» **Stated exercise**
Pull out each line of the data that includes the word "center".

» **Data extracted from a collection**
------------------------
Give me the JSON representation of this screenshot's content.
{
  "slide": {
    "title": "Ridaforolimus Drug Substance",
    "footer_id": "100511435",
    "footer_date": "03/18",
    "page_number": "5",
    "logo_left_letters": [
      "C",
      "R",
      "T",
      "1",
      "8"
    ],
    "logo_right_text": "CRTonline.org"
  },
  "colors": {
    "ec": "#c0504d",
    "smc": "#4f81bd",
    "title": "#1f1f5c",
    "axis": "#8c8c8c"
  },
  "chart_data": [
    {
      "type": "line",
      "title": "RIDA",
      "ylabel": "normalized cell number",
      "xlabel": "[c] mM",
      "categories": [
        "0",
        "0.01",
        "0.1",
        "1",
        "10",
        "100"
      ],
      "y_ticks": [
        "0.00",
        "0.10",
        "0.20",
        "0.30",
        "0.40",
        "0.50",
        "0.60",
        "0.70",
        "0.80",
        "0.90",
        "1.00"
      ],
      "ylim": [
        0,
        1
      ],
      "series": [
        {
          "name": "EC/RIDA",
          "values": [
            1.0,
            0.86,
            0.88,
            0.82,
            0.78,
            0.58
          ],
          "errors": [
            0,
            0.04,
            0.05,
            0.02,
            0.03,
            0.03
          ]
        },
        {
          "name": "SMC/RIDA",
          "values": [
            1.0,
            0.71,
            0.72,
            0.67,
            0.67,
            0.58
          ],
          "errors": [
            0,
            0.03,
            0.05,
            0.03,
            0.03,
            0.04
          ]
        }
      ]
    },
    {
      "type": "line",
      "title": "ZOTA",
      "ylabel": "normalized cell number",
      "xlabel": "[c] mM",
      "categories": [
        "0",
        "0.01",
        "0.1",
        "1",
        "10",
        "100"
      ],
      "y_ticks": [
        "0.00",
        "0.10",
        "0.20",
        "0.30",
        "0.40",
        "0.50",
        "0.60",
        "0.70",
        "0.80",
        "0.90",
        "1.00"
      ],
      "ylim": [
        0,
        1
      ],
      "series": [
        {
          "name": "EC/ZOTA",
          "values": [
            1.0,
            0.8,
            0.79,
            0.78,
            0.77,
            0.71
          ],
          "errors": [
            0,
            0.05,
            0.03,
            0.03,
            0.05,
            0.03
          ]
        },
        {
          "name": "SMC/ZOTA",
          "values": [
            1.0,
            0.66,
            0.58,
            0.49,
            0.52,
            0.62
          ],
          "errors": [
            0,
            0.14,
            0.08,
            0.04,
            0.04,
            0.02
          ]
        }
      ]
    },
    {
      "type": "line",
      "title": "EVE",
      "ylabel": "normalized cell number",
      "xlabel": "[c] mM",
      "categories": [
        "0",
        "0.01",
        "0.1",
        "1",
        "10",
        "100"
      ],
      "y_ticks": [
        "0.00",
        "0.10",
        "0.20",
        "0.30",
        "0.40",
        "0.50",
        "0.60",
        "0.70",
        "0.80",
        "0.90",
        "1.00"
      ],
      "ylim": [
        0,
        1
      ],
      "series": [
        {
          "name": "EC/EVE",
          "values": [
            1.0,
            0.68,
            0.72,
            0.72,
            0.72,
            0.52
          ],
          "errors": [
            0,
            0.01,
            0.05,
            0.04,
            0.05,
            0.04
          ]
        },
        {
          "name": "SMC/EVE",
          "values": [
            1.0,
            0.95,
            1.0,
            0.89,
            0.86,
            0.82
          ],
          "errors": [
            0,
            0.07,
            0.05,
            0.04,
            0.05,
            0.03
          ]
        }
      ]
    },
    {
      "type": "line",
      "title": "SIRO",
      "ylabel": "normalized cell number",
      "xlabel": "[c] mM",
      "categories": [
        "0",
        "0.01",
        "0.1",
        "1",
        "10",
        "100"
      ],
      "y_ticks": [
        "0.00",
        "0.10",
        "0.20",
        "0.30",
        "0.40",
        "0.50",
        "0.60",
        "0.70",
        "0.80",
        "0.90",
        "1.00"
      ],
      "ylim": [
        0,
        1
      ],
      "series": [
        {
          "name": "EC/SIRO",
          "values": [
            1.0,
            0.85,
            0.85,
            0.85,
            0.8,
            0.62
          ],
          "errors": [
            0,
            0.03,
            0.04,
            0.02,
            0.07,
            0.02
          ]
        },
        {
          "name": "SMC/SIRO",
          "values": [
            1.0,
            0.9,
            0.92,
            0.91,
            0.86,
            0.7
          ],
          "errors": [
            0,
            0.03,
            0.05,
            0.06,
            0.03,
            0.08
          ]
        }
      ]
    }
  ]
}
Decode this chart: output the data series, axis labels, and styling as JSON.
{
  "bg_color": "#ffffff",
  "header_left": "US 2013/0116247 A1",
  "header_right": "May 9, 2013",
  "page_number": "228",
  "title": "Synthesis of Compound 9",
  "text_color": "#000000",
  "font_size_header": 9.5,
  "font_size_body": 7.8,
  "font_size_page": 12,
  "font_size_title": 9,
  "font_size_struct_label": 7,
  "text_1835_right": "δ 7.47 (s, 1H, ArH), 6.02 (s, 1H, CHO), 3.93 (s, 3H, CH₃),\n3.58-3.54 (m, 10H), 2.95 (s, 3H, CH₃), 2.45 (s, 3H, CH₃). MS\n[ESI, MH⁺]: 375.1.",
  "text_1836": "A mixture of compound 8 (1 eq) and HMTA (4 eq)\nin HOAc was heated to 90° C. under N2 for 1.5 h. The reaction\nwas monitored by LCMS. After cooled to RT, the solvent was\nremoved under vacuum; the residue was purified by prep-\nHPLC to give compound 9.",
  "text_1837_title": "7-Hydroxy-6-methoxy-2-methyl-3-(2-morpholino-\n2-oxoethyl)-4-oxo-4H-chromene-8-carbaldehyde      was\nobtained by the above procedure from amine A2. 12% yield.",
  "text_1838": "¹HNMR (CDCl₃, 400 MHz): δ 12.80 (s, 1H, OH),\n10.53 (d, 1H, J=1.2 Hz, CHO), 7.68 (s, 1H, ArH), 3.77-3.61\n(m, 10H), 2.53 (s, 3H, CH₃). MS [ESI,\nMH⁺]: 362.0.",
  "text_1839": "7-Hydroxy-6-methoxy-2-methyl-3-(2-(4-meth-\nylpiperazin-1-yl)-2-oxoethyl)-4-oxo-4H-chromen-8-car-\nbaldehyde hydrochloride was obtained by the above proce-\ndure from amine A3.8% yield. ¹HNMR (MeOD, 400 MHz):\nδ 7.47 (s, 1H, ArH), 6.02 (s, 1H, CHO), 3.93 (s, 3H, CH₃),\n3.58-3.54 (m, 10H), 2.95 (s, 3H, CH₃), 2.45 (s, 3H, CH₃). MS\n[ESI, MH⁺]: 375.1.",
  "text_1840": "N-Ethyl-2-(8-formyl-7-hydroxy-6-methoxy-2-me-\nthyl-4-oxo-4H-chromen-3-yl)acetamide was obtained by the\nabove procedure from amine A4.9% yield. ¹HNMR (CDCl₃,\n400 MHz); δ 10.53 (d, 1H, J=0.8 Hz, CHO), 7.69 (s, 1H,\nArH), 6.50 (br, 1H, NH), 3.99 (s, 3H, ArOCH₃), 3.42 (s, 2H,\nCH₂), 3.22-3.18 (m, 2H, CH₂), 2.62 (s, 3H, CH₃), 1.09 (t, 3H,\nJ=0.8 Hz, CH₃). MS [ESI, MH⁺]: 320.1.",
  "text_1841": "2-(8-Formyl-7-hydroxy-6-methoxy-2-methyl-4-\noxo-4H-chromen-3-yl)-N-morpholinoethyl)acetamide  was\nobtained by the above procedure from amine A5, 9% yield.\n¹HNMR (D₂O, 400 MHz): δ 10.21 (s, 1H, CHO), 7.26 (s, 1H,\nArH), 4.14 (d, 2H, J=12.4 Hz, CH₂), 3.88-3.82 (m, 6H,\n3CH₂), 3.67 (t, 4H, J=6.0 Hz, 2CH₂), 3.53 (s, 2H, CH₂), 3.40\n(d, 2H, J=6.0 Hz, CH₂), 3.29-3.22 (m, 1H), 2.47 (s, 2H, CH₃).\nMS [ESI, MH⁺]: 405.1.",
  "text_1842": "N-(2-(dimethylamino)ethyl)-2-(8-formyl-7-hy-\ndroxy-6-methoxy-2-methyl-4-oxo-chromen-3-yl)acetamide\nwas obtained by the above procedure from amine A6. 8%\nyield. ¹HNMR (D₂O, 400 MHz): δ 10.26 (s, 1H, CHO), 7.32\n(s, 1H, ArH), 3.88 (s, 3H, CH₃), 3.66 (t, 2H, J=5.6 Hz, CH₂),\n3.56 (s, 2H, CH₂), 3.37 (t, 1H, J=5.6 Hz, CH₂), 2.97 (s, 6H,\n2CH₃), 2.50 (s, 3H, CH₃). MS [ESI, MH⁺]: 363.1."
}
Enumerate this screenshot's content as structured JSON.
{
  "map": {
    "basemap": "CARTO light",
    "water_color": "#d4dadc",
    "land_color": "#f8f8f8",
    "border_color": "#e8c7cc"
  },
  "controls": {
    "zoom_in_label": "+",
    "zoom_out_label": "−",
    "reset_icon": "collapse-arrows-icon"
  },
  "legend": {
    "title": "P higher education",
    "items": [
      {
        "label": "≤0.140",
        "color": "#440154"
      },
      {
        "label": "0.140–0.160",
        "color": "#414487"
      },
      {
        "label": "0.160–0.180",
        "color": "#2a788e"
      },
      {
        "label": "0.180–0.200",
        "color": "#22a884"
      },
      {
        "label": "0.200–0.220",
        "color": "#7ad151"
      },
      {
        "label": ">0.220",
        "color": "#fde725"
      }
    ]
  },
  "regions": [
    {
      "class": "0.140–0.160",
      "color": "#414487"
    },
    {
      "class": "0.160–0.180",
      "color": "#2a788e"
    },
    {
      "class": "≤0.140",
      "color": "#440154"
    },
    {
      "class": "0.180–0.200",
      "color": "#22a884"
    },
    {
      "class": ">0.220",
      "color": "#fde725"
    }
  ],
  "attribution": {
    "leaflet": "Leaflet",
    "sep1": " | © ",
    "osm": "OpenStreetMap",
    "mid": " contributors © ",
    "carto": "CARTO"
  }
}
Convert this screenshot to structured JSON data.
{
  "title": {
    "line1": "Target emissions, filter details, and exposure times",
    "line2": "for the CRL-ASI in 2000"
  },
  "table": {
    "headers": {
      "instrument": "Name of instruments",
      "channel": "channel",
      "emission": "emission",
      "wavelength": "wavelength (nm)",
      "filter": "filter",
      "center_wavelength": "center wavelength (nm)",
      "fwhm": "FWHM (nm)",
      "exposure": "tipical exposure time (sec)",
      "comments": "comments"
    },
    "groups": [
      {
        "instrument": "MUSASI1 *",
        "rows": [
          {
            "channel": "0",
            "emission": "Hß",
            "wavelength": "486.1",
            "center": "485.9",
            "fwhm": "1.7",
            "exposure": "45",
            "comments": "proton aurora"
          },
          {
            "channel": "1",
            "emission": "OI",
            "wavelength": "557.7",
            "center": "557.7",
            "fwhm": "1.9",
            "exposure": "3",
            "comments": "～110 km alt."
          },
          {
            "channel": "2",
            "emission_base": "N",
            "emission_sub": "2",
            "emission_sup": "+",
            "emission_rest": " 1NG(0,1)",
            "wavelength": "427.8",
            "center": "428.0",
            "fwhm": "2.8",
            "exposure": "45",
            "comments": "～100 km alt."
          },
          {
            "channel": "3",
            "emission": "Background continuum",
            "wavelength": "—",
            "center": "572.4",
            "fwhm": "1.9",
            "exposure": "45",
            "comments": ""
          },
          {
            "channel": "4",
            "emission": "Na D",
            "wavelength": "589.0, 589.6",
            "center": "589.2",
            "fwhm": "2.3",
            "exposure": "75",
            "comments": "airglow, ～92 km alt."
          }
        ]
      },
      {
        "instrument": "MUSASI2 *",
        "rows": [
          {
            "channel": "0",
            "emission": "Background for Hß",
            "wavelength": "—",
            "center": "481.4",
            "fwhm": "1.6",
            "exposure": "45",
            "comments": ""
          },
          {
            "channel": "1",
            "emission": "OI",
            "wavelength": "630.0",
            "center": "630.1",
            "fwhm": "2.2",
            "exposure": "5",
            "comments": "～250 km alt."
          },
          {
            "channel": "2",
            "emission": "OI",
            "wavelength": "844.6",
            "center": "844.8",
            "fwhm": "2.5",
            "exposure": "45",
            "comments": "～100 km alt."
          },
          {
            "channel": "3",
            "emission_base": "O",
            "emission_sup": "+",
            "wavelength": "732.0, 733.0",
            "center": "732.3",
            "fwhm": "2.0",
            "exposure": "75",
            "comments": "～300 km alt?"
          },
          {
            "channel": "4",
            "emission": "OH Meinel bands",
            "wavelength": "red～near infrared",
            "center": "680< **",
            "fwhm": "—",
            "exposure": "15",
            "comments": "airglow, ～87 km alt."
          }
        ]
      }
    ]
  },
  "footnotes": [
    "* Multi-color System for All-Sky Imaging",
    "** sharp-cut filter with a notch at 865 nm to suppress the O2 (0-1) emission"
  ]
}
------------------------
» **Solution for this exercise**
      "center_wavelength": "center wavelength (nm)",
            "center": "485.9",
            "center": "557.7",
            "center": "428.0",
            "center": "572.4",
            "center": "589.2",
            "center": "481.4",
            "center": "630.1",
            "center": "844.8",
            "center": "732.3",
            "center": "680< **",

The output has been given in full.